* [Problem statement]: Take from the listing each line that has the string "name".

>> begin Records for this task

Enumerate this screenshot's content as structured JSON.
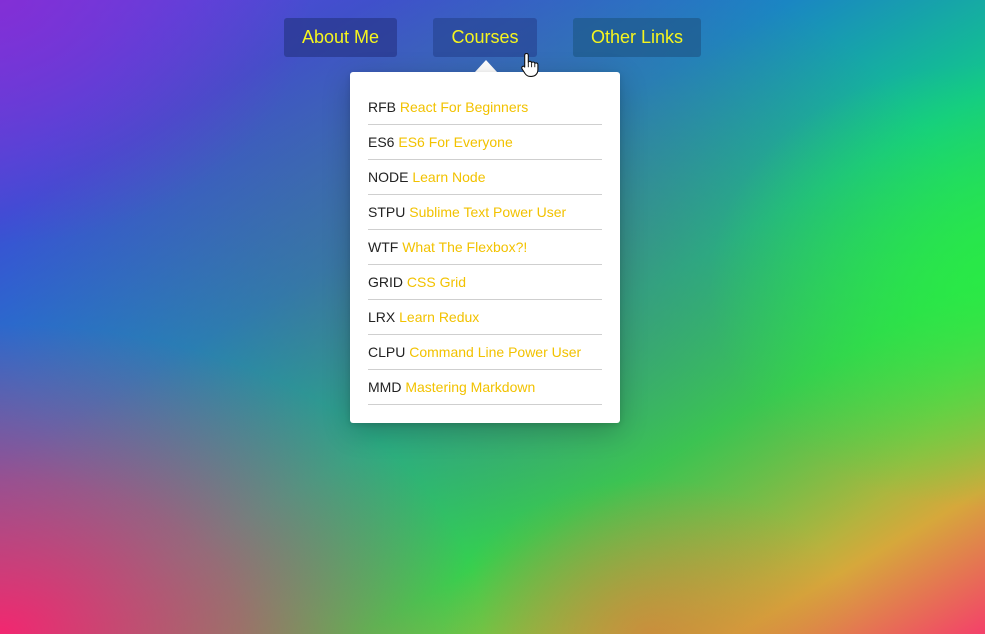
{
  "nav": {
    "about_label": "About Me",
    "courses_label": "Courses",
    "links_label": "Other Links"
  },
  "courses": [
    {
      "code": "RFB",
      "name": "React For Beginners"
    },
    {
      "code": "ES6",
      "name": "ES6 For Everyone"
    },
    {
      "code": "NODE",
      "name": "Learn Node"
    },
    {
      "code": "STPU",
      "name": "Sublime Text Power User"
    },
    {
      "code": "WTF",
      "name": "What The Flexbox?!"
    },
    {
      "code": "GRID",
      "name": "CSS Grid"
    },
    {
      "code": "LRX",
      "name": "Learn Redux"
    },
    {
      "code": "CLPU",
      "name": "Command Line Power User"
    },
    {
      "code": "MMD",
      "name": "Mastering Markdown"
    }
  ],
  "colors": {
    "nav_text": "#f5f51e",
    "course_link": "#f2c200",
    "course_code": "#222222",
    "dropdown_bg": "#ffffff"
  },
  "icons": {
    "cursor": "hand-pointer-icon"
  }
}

>> end Records for this task
>> begin Records for this task

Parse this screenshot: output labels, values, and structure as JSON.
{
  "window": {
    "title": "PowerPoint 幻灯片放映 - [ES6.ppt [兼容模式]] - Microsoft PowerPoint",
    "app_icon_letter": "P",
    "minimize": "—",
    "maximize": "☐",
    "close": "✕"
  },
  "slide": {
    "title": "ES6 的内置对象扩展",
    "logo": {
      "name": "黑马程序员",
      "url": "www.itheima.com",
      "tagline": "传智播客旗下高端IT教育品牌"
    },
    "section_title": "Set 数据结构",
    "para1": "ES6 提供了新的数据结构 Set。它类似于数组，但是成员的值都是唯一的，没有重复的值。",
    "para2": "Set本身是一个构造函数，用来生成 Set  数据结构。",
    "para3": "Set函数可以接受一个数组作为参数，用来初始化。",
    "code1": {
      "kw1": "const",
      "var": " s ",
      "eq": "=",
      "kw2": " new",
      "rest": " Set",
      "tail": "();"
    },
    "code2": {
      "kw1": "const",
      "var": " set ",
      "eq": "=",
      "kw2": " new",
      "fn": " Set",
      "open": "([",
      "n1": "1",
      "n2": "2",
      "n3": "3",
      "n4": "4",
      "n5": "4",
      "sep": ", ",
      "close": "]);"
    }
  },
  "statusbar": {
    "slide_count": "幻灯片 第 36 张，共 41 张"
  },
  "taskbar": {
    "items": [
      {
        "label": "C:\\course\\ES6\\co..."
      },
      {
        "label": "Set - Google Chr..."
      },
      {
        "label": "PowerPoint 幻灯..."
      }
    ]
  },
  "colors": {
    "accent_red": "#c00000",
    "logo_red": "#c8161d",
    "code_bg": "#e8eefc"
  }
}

>> end Records for this task

* [Solution]:
      "name": "React For Beginners"
      "name": "ES6 For Everyone"
      "name": "Learn Node"
      "name": "Sublime Text Power User"
      "name": "What The Flexbox?!"
      "name": "CSS Grid"
      "name": "Learn Redux"
      "name": "Command Line Power User"
      "name": "Mastering Markdown"
      "name": "黑马程序员",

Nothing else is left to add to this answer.